*Your objective:* Answer with one number: how many lines hold the string "data".

[start Material]

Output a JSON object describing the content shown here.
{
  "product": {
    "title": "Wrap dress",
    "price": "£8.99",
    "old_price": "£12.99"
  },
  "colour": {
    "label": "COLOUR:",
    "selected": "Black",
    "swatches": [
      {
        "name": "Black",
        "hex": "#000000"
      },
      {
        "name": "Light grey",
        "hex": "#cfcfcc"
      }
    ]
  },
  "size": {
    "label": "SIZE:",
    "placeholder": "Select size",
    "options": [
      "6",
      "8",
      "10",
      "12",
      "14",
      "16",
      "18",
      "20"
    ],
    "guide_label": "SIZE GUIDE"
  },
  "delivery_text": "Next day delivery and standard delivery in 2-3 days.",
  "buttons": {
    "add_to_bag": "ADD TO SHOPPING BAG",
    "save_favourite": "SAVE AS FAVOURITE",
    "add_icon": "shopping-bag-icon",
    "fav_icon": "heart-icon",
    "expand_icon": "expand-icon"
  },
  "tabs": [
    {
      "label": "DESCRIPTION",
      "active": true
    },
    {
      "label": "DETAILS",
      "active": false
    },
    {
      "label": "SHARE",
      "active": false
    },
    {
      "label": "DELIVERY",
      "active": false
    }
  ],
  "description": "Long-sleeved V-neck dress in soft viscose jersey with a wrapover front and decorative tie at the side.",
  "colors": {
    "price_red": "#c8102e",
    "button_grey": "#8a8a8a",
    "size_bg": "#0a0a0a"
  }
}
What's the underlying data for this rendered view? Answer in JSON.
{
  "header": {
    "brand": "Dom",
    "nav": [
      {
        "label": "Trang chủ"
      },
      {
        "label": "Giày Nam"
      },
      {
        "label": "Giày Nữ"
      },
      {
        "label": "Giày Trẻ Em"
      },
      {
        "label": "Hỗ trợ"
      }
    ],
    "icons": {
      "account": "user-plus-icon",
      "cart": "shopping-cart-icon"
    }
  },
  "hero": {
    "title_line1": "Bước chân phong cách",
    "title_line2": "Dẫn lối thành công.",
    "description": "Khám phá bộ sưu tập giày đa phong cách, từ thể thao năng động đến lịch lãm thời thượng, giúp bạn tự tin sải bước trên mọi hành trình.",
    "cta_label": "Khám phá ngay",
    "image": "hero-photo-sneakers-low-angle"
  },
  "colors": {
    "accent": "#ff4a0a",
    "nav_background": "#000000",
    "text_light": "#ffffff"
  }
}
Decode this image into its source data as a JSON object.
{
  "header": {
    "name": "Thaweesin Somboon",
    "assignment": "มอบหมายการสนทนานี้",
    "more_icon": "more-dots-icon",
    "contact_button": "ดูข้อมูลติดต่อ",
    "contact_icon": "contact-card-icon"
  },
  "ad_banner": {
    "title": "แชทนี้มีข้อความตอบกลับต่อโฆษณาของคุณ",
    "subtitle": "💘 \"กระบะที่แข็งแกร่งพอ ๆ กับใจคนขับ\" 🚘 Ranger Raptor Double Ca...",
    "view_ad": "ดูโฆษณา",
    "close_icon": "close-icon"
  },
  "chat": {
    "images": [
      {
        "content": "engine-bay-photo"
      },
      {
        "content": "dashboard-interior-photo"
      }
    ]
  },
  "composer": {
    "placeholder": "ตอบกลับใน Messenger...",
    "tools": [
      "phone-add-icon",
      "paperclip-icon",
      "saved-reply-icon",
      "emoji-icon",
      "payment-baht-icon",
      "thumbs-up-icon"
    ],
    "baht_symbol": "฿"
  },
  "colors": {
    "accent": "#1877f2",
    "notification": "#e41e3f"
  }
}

[end Material]

*Expected answer:* 2